** Exercise brief **
Nothing should be left out: output all of the entries exactly.
■ ■ ■ ■ ■ ■ ■
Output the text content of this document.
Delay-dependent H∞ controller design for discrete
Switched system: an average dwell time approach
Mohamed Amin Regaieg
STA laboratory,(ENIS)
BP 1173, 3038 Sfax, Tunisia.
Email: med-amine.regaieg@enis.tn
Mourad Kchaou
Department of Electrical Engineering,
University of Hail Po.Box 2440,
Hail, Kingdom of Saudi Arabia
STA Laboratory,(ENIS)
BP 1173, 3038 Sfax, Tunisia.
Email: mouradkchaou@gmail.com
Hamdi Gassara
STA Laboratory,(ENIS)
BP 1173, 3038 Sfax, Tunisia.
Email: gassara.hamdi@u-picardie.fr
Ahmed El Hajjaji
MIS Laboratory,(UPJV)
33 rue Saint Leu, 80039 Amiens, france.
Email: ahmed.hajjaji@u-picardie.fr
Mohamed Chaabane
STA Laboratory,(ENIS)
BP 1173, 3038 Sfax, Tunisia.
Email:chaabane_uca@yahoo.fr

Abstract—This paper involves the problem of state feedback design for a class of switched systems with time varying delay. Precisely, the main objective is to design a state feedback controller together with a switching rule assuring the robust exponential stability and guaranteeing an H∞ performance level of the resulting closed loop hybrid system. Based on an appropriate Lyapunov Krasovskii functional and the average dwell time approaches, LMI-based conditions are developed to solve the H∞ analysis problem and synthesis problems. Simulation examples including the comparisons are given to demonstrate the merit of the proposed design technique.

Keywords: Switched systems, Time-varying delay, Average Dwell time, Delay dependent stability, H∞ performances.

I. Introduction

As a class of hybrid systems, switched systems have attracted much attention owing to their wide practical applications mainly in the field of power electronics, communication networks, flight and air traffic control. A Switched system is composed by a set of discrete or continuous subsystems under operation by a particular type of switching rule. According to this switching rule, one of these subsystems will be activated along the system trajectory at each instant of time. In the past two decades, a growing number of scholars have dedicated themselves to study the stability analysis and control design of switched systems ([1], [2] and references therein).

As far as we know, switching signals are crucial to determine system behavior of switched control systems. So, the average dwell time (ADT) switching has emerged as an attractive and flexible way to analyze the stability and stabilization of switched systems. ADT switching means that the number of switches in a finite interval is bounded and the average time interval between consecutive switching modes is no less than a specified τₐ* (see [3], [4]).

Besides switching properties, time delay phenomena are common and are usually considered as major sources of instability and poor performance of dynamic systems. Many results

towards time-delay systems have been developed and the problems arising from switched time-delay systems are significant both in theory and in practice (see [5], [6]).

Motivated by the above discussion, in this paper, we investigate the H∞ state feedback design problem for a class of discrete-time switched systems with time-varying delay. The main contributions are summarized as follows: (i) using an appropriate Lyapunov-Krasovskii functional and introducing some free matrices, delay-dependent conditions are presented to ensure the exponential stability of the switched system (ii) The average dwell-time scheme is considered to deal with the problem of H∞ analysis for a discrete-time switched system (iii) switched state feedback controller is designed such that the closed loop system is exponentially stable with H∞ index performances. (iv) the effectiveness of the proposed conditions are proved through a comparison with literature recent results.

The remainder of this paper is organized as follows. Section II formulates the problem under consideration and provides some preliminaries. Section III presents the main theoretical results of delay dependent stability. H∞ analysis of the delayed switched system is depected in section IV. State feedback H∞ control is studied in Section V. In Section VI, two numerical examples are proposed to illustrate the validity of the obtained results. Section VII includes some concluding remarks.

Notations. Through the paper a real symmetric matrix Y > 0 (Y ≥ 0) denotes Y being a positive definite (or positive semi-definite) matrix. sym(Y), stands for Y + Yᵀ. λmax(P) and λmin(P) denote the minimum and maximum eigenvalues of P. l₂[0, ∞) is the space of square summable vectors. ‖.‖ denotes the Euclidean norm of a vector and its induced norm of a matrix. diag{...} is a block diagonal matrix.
■ ■ ■ ■ ■ ■ ■
** Solution to this exercise **
Output the text content of this document.
Delay-dependent H∞ controller design for discrete
Switched system: an average dwell time approach
Mohamed Amin Regaieg
STA laboratory,(ENIS)
BP 1173, 3038 Sfax, Tunisia.
Email: med-amine.regaieg@enis.tn
Mourad Kchaou
Department of Electrical Engineering,
University of Hail Po.Box 2440,
Hail, Kingdom of Saudi Arabia
STA Laboratory,(ENIS)
BP 1173, 3038 Sfax, Tunisia.
Email: mouradkchaou@gmail.com
Hamdi Gassara
STA Laboratory,(ENIS)
BP 1173, 3038 Sfax, Tunisia.
Email: gassara.hamdi@u-picardie.fr
Ahmed El Hajjaji
MIS Laboratory,(UPJV)
33 rue Saint Leu, 80039 Amiens, france.
Email: ahmed.hajjaji@u-picardie.fr
Mohamed Chaabane
STA Laboratory,(ENIS)
BP 1173, 3038 Sfax, Tunisia.
Email:chaabane_uca@yahoo.fr

Abstract—This paper involves the problem of state feedback design for a class of switched systems with time varying delay. Precisely, the main objective is to design a state feedback controller together with a switching rule assuring the robust exponential stability and guaranteeing an H∞ performance level of the resulting closed loop hybrid system. Based on an appropriate Lyapunov Krasovskii functional and the average dwell time approaches, LMI-based conditions are developed to solve the H∞ analysis problem and synthesis problems. Simulation examples including the comparisons are given to demonstrate the merit of the proposed design technique.

Keywords: Switched systems, Time-varying delay, Average Dwell time, Delay dependent stability, H∞ performances.

I. Introduction

As a class of hybrid systems, switched systems have attracted much attention owing to their wide practical applications mainly in the field of power electronics, communication networks, flight and air traffic control. A Switched system is composed by a set of discrete or continuous subsystems under operation by a particular type of switching rule. According to this switching rule, one of these subsystems will be activated along the system trajectory at each instant of time. In the past two decades, a growing number of scholars have dedicated themselves to study the stability analysis and control design of switched systems ([1], [2] and references therein).

As far as we know, switching signals are crucial to determine system behavior of switched control systems. So, the average dwell time (ADT) switching has emerged as an attractive and flexible way to analyze the stability and stabilization of switched systems. ADT switching means that the number of switches in a finite interval is bounded and the average time interval between consecutive switching modes is no less than a specified τₐ* (see [3], [4]).

Besides switching properties, time delay phenomena are common and are usually considered as major sources of instability and poor performance of dynamic systems. Many results

towards time-delay systems have been developed and the problems arising from switched time-delay systems are significant both in theory and in practice (see [5], [6]).

Motivated by the above discussion, in this paper, we investigate the H∞ state feedback design problem for a class of discrete-time switched systems with time-varying delay. The main contributions are summarized as follows: (i) using an appropriate Lyapunov-Krasovskii functional and introducing some free matrices, delay-dependent conditions are presented to ensure the exponential stability of the switched system (ii) The average dwell-time scheme is considered to deal with the problem of H∞ analysis for a discrete-time switched system (iii) switched state feedback controller is designed such that the closed loop system is exponentially stable with H∞ index performances. (iv) the effectiveness of the proposed conditions are proved through a comparison with literature recent results.

The remainder of this paper is organized as follows. Section II formulates the problem under consideration and provides some preliminaries. Section III presents the main theoretical results of delay dependent stability. H∞ analysis of the delayed switched system is depected in section IV. State feedback H∞ control is studied in Section V. In Section VI, two numerical examples are proposed to illustrate the validity of the obtained results. Section VII includes some concluding remarks.

Notations. Through the paper a real symmetric matrix Y > 0 (Y ≥ 0) denotes Y being a positive definite (or positive semi-definite) matrix. sym(Y), stands for Y + Yᵀ. λmax(P) and λmin(P) denote the minimum and maximum eigenvalues of P. l₂[0, ∞) is the space of square summable vectors. ‖.‖ denotes the Euclidean norm of a vector and its induced norm of a matrix. diag{...} is a block diagonal matrix.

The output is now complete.